» **Exercise objective**
Pull every line that holds the word "text" from the entries.

[Stored records]
%%

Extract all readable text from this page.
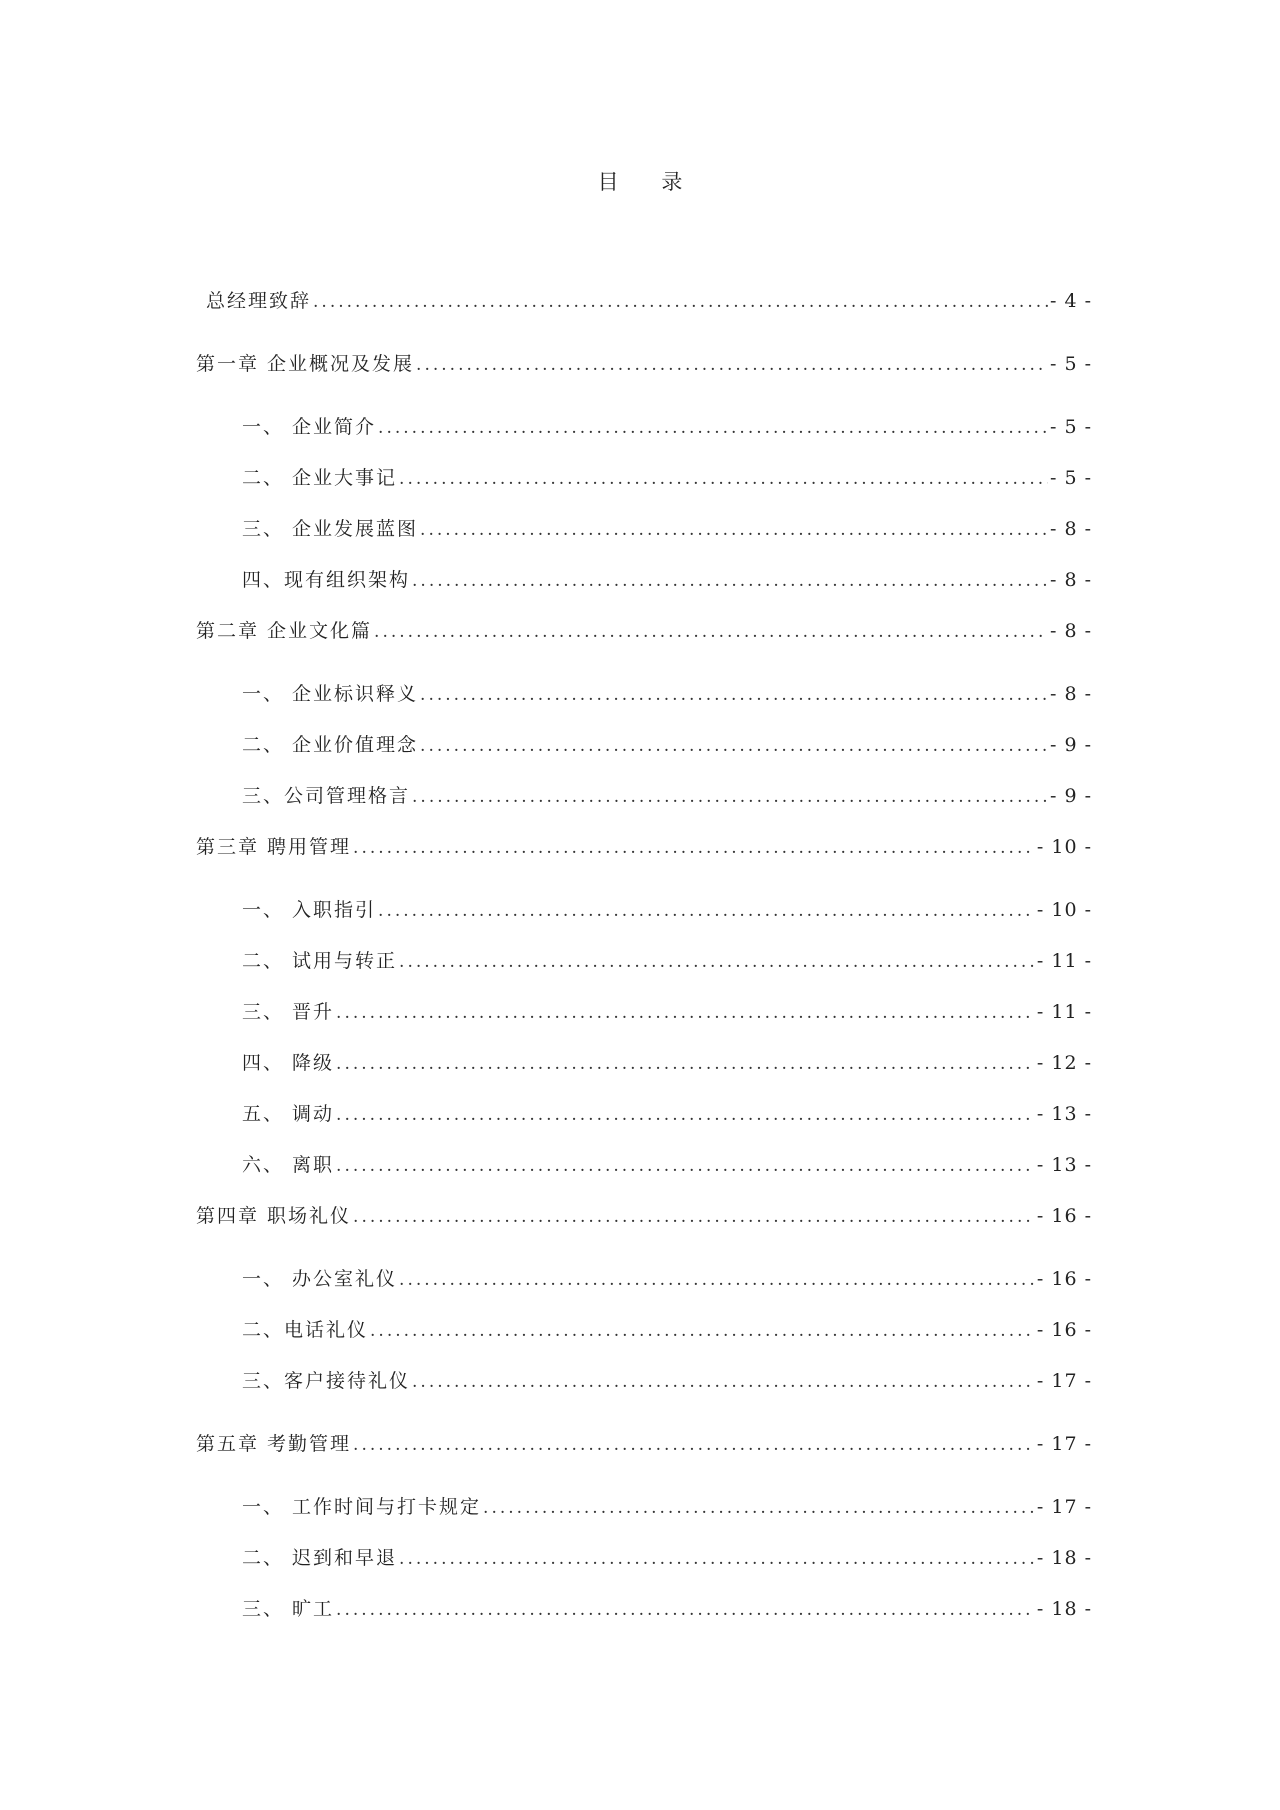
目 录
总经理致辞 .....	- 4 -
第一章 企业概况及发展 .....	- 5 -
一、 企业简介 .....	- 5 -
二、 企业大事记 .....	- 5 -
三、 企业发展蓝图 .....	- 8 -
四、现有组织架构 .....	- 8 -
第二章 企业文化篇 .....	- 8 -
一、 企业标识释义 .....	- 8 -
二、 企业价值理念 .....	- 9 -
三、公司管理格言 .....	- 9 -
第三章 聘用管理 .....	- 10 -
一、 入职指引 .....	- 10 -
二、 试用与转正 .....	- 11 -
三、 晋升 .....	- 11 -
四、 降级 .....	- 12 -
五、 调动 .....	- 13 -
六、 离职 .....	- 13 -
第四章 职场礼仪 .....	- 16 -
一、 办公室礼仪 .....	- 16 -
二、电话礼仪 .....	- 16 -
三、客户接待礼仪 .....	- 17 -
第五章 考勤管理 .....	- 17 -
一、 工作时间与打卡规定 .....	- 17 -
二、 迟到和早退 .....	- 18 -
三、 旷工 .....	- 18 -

%%
%%

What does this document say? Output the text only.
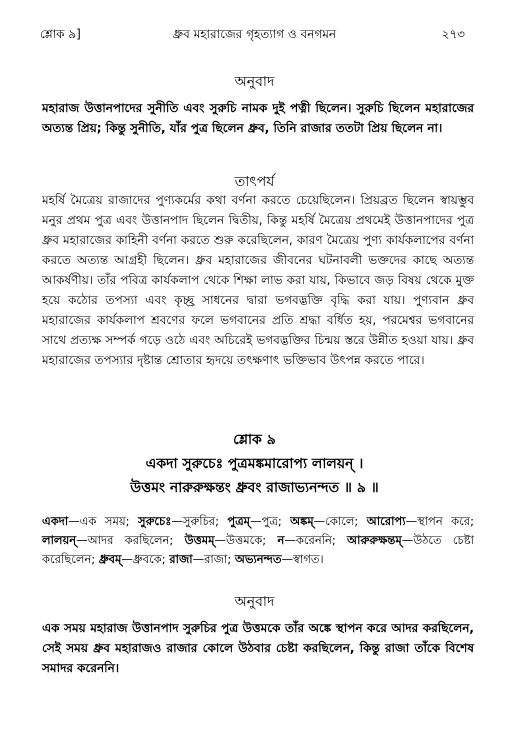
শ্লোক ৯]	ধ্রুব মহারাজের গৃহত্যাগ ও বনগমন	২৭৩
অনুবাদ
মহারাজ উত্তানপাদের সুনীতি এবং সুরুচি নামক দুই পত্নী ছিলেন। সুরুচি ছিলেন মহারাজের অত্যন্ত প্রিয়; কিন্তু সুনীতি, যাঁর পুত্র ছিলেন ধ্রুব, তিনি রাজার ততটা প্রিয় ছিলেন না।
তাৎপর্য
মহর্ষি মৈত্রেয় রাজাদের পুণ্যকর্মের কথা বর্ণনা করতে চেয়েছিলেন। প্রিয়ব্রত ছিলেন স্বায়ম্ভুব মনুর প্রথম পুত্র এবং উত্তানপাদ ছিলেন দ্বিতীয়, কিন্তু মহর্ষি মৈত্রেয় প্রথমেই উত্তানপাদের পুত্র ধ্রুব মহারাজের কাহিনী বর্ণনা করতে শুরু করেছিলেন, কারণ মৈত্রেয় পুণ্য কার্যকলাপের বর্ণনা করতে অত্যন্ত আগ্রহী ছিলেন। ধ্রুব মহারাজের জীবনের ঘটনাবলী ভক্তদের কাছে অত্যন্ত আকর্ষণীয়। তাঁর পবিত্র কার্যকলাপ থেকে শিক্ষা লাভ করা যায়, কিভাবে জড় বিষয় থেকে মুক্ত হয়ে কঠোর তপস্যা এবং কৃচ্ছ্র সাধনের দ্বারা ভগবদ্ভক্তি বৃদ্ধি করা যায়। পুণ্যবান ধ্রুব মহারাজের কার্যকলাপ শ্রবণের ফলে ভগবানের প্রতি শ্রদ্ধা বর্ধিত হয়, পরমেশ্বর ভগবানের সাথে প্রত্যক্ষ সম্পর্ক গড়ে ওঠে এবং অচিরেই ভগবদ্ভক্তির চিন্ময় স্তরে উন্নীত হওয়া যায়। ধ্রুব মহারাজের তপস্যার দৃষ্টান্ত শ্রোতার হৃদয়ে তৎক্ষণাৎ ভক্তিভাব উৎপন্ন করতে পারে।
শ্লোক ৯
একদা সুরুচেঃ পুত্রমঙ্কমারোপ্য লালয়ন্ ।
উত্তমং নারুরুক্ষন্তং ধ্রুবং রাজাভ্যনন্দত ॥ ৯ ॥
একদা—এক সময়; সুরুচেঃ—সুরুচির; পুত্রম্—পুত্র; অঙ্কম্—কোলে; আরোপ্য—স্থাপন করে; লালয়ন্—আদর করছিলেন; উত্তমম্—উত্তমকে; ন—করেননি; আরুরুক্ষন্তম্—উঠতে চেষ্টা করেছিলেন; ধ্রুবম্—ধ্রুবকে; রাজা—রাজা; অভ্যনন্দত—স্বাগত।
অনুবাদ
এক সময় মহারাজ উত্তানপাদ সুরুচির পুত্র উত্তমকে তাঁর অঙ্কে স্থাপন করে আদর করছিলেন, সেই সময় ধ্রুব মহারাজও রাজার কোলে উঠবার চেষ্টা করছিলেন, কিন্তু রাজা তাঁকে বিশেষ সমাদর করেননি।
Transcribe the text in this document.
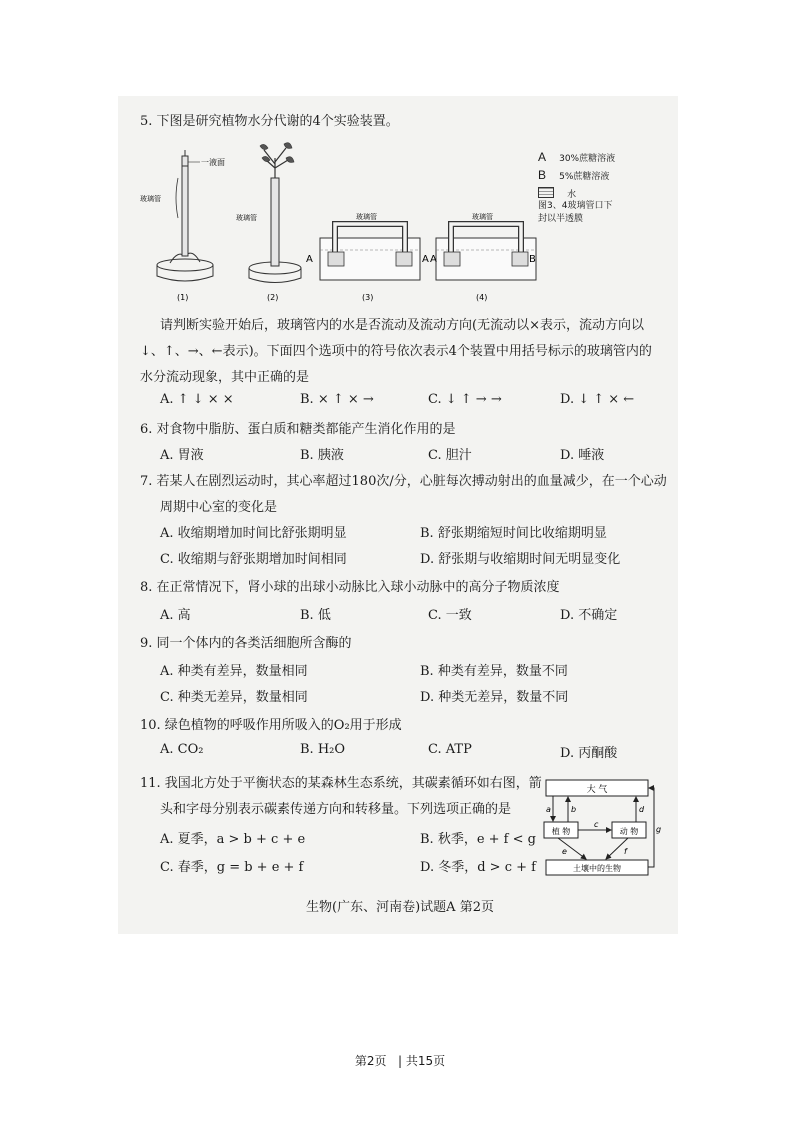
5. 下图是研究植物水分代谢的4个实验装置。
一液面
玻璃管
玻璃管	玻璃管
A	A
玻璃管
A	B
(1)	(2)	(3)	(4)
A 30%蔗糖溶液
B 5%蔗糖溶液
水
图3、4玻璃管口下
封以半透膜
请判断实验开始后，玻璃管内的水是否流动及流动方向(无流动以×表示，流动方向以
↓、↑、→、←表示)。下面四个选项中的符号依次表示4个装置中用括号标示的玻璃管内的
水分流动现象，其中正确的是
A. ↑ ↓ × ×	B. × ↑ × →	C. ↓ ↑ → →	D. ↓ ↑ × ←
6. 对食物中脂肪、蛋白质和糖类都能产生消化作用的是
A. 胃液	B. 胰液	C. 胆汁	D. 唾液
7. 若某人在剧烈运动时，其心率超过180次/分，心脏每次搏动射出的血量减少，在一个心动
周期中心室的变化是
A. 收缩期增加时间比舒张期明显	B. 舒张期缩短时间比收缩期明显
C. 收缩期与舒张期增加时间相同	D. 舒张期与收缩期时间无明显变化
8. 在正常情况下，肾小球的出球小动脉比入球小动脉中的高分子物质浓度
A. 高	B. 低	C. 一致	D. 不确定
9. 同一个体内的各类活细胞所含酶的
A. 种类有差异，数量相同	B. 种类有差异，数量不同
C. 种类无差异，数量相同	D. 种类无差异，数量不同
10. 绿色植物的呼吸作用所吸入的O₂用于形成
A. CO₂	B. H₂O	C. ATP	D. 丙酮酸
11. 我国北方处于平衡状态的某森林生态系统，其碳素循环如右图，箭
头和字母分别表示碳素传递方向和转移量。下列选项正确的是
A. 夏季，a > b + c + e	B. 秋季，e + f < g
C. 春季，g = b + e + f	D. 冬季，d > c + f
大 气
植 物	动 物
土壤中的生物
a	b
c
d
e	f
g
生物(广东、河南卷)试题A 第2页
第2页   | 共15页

%%
%%

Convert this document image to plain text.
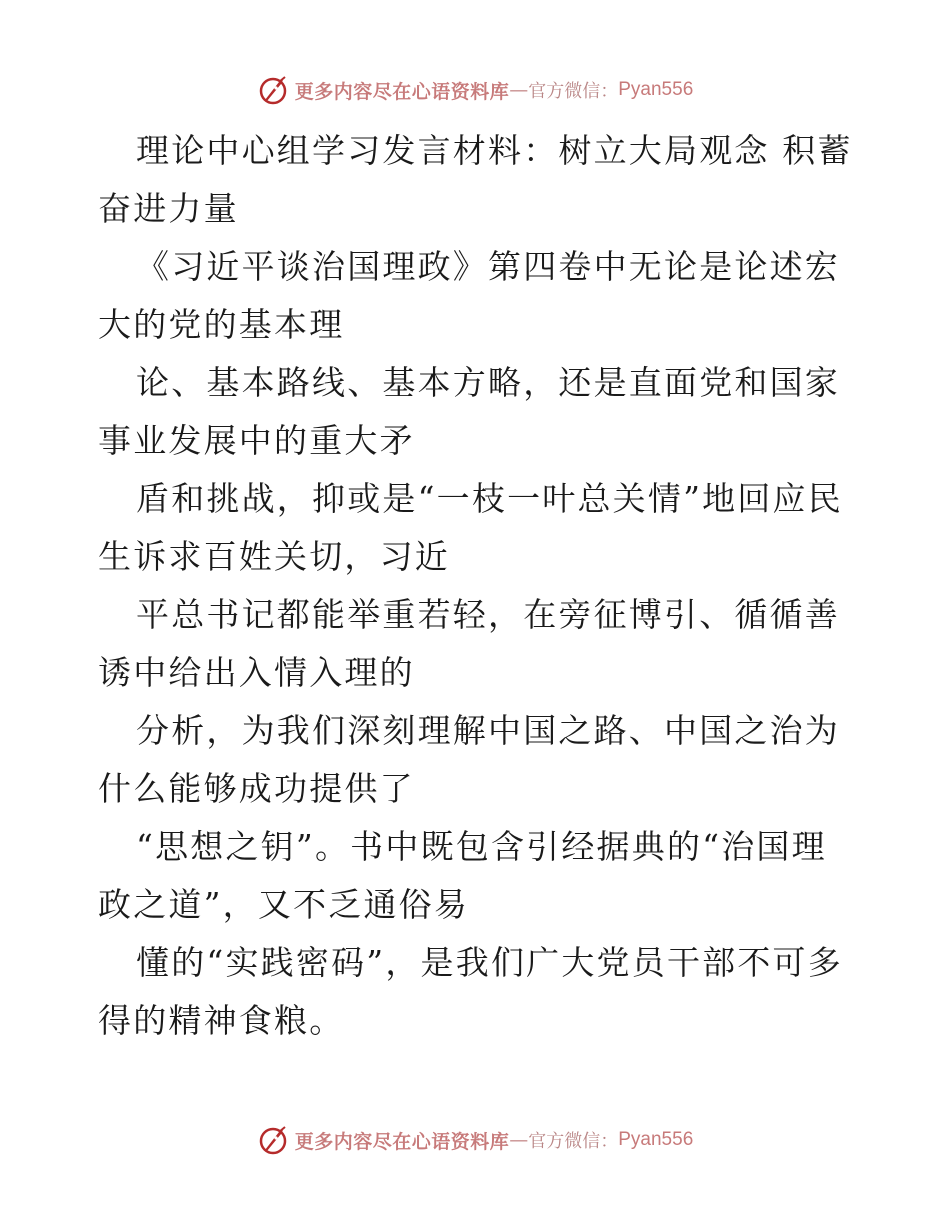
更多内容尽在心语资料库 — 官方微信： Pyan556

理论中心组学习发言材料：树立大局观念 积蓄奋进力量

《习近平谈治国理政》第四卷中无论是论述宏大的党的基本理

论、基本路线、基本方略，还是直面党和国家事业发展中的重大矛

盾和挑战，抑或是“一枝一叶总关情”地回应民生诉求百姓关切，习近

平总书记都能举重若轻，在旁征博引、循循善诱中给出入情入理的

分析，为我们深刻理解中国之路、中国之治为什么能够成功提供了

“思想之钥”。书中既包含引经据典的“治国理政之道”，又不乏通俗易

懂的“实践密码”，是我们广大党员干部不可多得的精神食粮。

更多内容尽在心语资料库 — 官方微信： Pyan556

%%

» **Exercise result**
Extract all readable text from this page.
What does this document say? Output the text only.
Transcribe the text in this document.
Convert this document image to plain text.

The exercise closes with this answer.